## Short exercise:
Every line containing the word "Daily" needs to be found and copied.

-- start Records for this task --

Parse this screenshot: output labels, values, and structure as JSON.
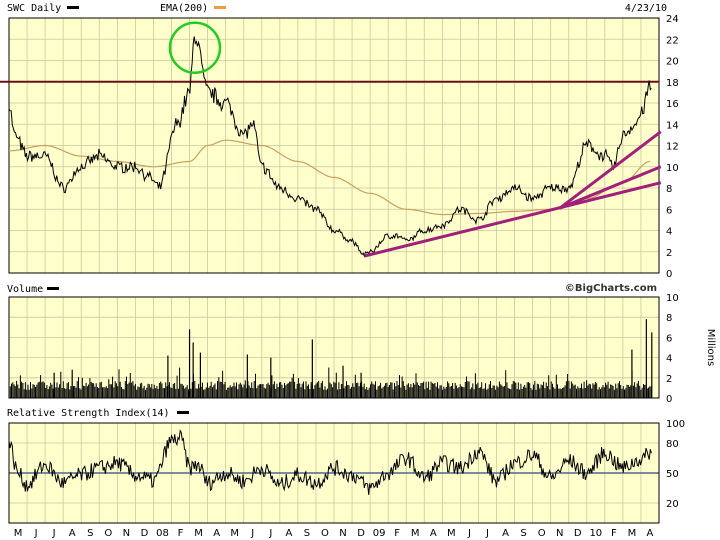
{
  "header": {
    "ticker_label": "SWC Daily",
    "ema_label": "EMA(200)",
    "date": "4/23/10",
    "ticker_swatch_color": "#000000",
    "ema_swatch_color": "#e8a040"
  },
  "colors": {
    "panel_bg": "#ffffcc",
    "grid": "#c8c8a0",
    "price_line": "#000000",
    "ema_line": "#c8a060",
    "resistance": "#6b0f1a",
    "trendlines": "#a0207a",
    "circle": "#22cc22",
    "rsi_mid": "#4a6a8a"
  },
  "volume_panel": {
    "title": "Volume",
    "credit": "©BigCharts.com",
    "unit_label": "Millions"
  },
  "rsi_panel": {
    "title": "Relative Strength Index(14)"
  },
  "chart_data": [
    {
      "type": "line",
      "name": "price",
      "title": "SWC Daily",
      "ylim": [
        0,
        24
      ],
      "yticks": [
        0,
        2,
        4,
        6,
        8,
        10,
        12,
        14,
        16,
        18,
        20,
        22,
        24
      ],
      "x_month_labels": [
        "M",
        "J",
        "J",
        "A",
        "S",
        "O",
        "N",
        "D",
        "08",
        "F",
        "M",
        "A",
        "M",
        "J",
        "J",
        "A",
        "S",
        "O",
        "N",
        "D",
        "09",
        "F",
        "M",
        "A",
        "M",
        "J",
        "J",
        "A",
        "S",
        "O",
        "N",
        "D",
        "10",
        "F",
        "M",
        "A"
      ],
      "series": [
        {
          "name": "SWC Daily",
          "anchors_month_index": [
            0,
            0.3,
            1,
            2,
            3,
            4,
            5,
            6,
            7,
            7.8,
            8.3,
            9.3,
            10,
            10.3,
            11,
            12,
            13,
            13.5,
            14,
            15,
            16,
            17,
            18,
            19,
            19.7,
            20,
            21,
            21.5,
            22,
            23,
            24,
            25,
            26,
            27,
            28,
            29,
            30,
            31,
            32,
            33,
            33.5,
            34,
            34.7,
            35,
            35.5
          ],
          "anchors_value": [
            16,
            13,
            11,
            11,
            8,
            10,
            11,
            10,
            10,
            9,
            8,
            14,
            17,
            22.5,
            17,
            16,
            13,
            14,
            10,
            8,
            7,
            6,
            4,
            3,
            1.7,
            2,
            3.5,
            3.5,
            3,
            4,
            4.5,
            6,
            5,
            7,
            8,
            7,
            8,
            8,
            12,
            11,
            10,
            13,
            14,
            15,
            17.5
          ]
        },
        {
          "name": "EMA(200)",
          "anchors_month_index": [
            0,
            2,
            4,
            6,
            8,
            10,
            11,
            12,
            14,
            16,
            18,
            20,
            22,
            24,
            26,
            28,
            30,
            32,
            34,
            35.5
          ],
          "anchors_value": [
            11.5,
            12,
            11,
            10.5,
            10,
            10.5,
            12,
            12.5,
            12,
            10.5,
            9,
            7.5,
            6,
            5.5,
            5.6,
            5.8,
            6,
            7,
            8.5,
            10.5
          ]
        }
      ],
      "annotations": {
        "resistance_level": 18,
        "circle_center_month_index": 10.3,
        "circle_center_value": 21.2,
        "trendlines": [
          {
            "from_month_index": 19.7,
            "from_value": 1.6,
            "to_month_index": 36.1,
            "to_value": 8.5
          },
          {
            "from_month_index": 30.5,
            "from_value": 6.1,
            "to_month_index": 36.1,
            "to_value": 13.3
          },
          {
            "from_month_index": 30.5,
            "from_value": 6.1,
            "to_month_index": 36.1,
            "to_value": 10.0
          }
        ]
      }
    },
    {
      "type": "bar",
      "name": "volume",
      "title": "Volume",
      "ylabel": "Millions",
      "ylim": [
        0,
        10
      ],
      "yticks": [
        0,
        2,
        4,
        6,
        8,
        10
      ],
      "baseline": 0.8,
      "spikes_month_index": [
        2.5,
        3.5,
        8.8,
        10.0,
        10.2,
        10.6,
        13.2,
        14.5,
        16.8,
        18.5,
        19.5,
        34.5,
        35.3,
        35.6
      ],
      "spikes_value": [
        2.5,
        2.8,
        4.2,
        6.8,
        5.5,
        4.5,
        4.3,
        4.0,
        5.8,
        3.2,
        2.5,
        4.8,
        7.8,
        6.5
      ]
    },
    {
      "type": "line",
      "name": "rsi",
      "title": "Relative Strength Index(14)",
      "ylim": [
        0,
        100
      ],
      "yticks": [
        20,
        50,
        80,
        100
      ],
      "midline": 50,
      "series": [
        {
          "name": "Relative Strength Index(14)",
          "anchors_month_index": [
            0,
            0.5,
            1,
            2,
            3,
            4,
            5,
            6,
            7,
            8,
            9,
            9.5,
            10,
            10.5,
            11,
            12,
            13,
            14,
            15,
            16,
            17,
            18,
            19,
            20,
            21,
            22,
            23,
            24,
            25,
            26,
            27,
            28,
            29,
            30,
            31,
            32,
            33,
            34,
            35,
            35.8
          ],
          "anchors_value": [
            80,
            50,
            38,
            58,
            40,
            48,
            55,
            60,
            48,
            42,
            82,
            85,
            55,
            58,
            40,
            50,
            42,
            55,
            38,
            48,
            40,
            55,
            48,
            35,
            50,
            65,
            45,
            60,
            55,
            72,
            42,
            60,
            68,
            45,
            62,
            50,
            70,
            55,
            64,
            75
          ]
        }
      ]
    }
  ]
}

-- end Records for this task --

## Response to the exercise:
    "ticker_label": "SWC Daily",
      "title": "SWC Daily",
          "name": "SWC Daily",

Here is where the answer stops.